[DIRECTION]
In the records below, tally every line containing "facing". Report only the total.

[WORKING DATA]
----
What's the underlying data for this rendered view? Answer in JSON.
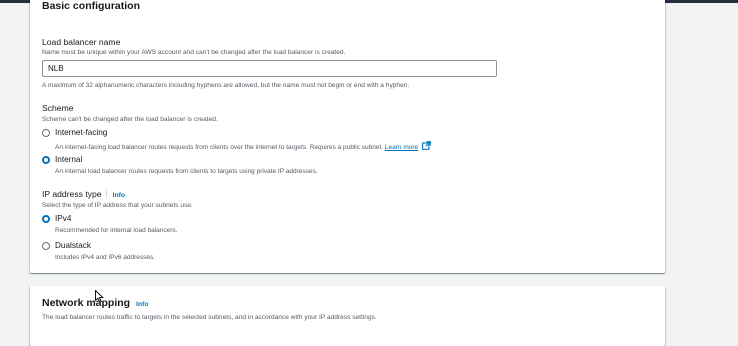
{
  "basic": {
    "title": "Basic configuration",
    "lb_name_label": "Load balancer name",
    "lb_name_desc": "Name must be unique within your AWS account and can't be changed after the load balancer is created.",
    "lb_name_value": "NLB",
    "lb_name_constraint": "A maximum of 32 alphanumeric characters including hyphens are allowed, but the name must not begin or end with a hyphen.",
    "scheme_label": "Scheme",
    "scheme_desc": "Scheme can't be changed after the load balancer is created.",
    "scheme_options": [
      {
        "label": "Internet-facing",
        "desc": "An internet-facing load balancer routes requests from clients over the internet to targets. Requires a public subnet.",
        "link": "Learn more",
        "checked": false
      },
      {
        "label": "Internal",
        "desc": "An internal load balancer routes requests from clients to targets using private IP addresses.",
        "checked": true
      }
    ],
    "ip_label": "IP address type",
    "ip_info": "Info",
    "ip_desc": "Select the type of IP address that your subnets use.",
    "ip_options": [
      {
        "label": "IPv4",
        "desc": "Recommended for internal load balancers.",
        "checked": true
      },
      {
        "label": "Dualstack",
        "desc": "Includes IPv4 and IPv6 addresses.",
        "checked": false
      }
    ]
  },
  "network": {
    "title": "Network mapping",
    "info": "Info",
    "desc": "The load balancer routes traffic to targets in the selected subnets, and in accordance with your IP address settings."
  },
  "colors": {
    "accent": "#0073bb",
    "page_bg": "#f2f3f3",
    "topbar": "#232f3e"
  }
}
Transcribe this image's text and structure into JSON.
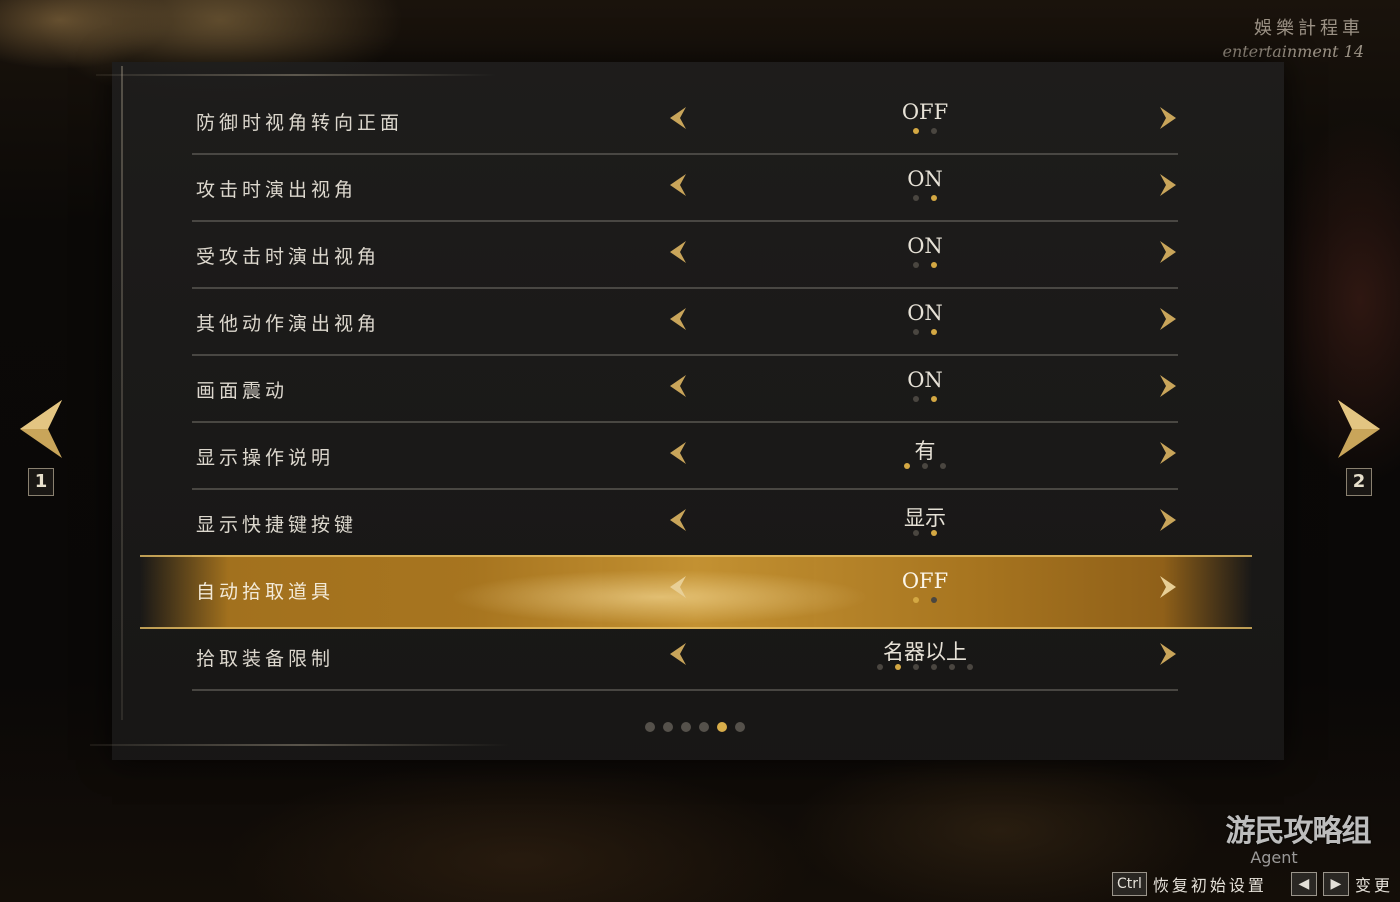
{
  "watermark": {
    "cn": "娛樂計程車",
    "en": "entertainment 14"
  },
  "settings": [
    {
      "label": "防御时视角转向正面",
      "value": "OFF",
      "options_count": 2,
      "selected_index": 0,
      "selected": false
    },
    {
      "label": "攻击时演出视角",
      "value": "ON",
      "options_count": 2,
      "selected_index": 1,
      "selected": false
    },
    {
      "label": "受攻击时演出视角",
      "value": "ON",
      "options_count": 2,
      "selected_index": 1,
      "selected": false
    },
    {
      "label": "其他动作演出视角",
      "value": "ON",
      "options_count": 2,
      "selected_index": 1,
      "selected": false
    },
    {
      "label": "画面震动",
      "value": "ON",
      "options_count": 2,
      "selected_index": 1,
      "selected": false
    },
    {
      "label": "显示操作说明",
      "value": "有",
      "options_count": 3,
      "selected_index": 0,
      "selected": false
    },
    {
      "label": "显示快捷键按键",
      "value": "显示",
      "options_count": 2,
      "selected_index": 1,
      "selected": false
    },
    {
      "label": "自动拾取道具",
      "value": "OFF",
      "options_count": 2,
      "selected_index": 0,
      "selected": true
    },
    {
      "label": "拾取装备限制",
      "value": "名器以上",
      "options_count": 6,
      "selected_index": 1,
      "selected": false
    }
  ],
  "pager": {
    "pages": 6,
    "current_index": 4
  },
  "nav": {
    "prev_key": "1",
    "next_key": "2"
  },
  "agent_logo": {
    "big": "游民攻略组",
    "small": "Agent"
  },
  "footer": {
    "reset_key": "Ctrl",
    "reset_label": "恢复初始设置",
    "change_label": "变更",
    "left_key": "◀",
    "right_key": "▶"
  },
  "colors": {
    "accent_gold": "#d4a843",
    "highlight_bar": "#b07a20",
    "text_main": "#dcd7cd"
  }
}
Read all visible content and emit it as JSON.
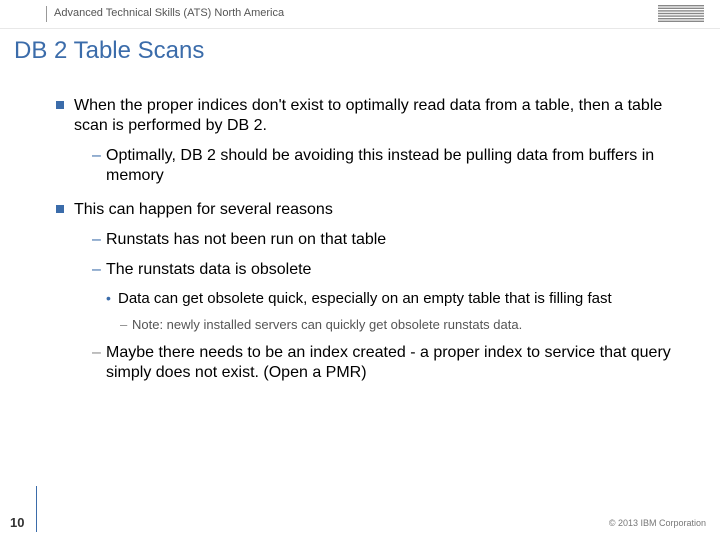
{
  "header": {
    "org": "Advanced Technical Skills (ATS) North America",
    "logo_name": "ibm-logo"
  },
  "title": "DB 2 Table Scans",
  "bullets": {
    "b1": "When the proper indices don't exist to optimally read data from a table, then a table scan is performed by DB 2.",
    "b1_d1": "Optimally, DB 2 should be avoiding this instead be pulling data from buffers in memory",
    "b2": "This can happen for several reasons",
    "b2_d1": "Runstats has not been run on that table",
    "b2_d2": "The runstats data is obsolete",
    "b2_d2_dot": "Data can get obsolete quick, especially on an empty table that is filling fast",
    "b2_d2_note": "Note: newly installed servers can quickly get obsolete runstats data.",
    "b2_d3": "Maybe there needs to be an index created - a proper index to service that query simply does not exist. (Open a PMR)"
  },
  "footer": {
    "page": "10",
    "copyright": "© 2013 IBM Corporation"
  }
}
----
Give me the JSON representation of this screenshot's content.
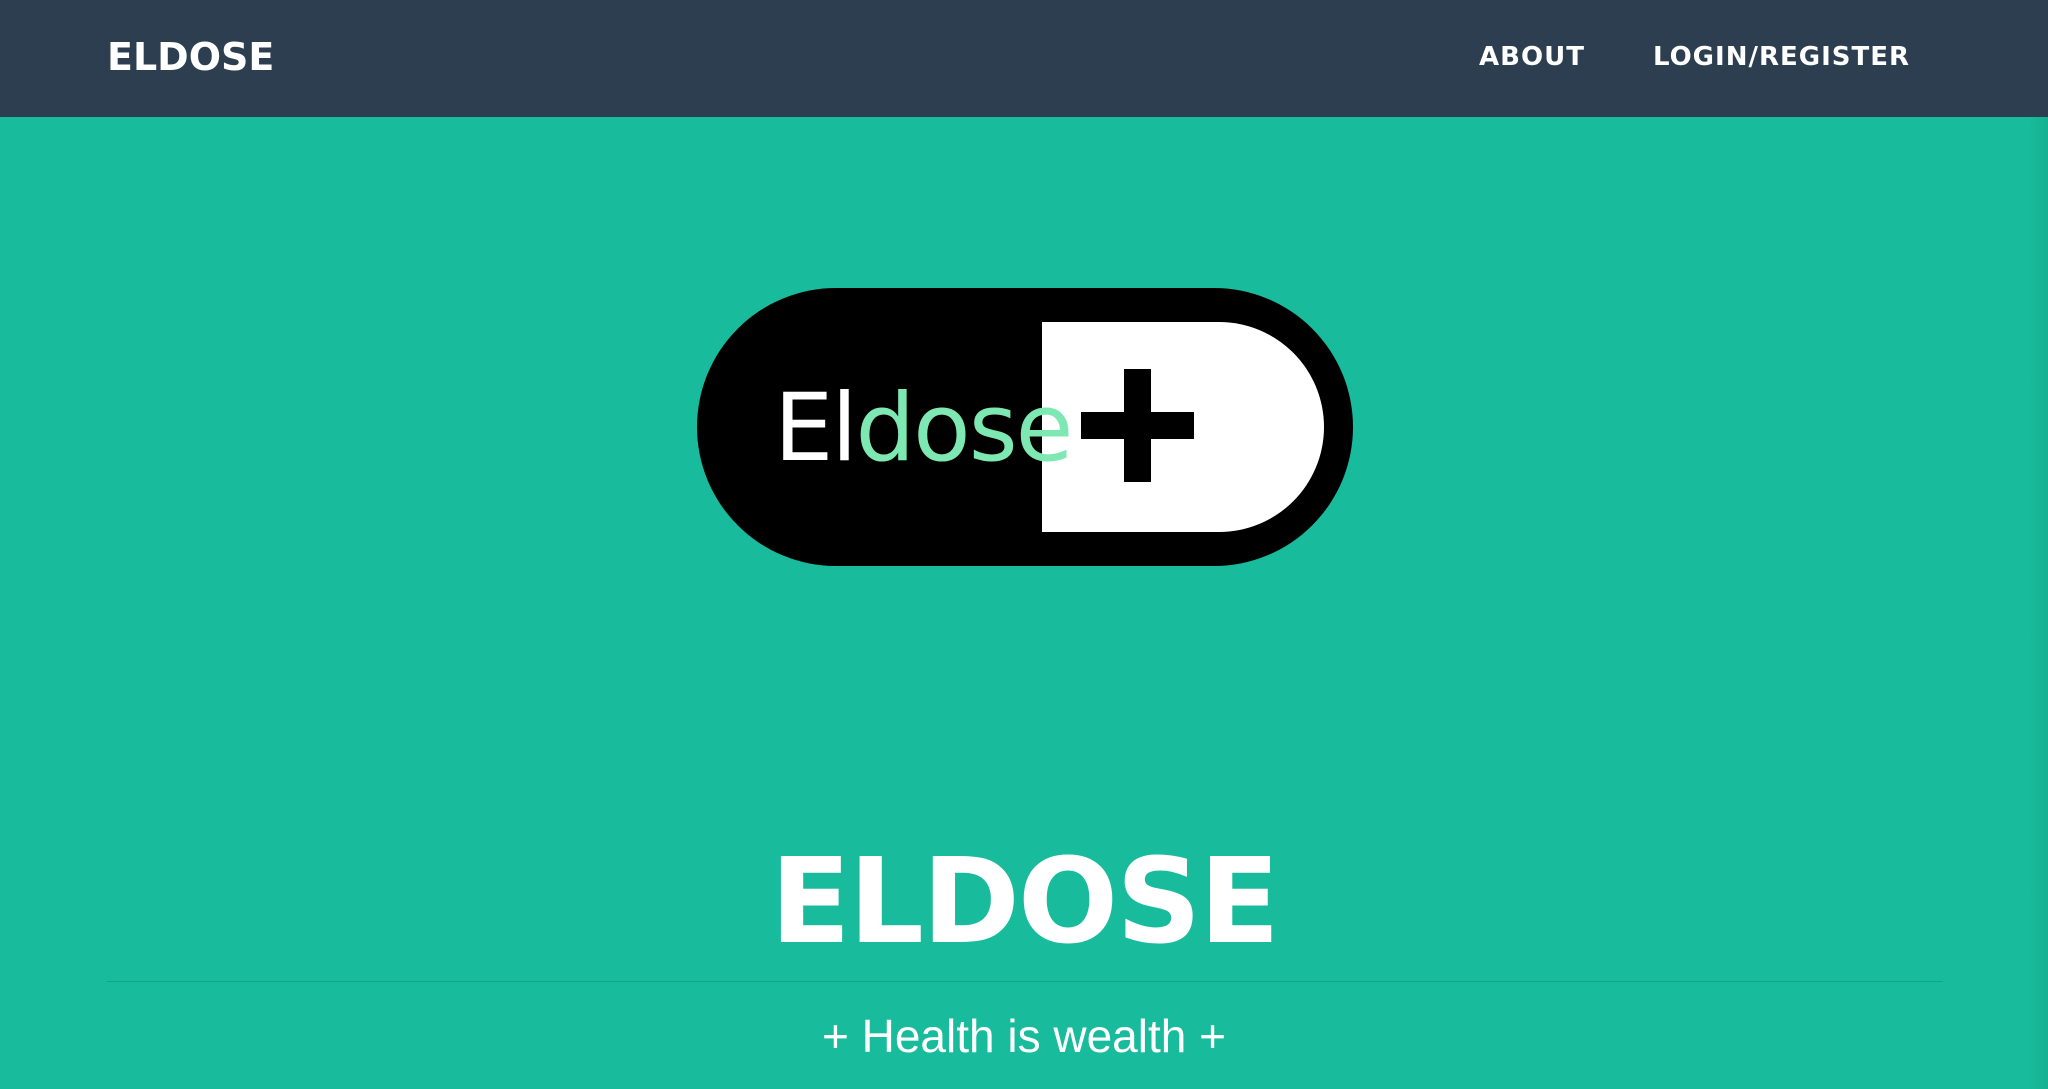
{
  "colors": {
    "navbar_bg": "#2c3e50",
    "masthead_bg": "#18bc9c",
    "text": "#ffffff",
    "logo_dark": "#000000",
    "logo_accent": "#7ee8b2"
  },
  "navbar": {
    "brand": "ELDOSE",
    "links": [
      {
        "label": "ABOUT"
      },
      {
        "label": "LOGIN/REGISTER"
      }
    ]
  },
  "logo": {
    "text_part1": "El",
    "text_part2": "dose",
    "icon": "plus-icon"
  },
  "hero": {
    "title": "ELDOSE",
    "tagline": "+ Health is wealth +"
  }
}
----
[REPLY TO THE TASK]
2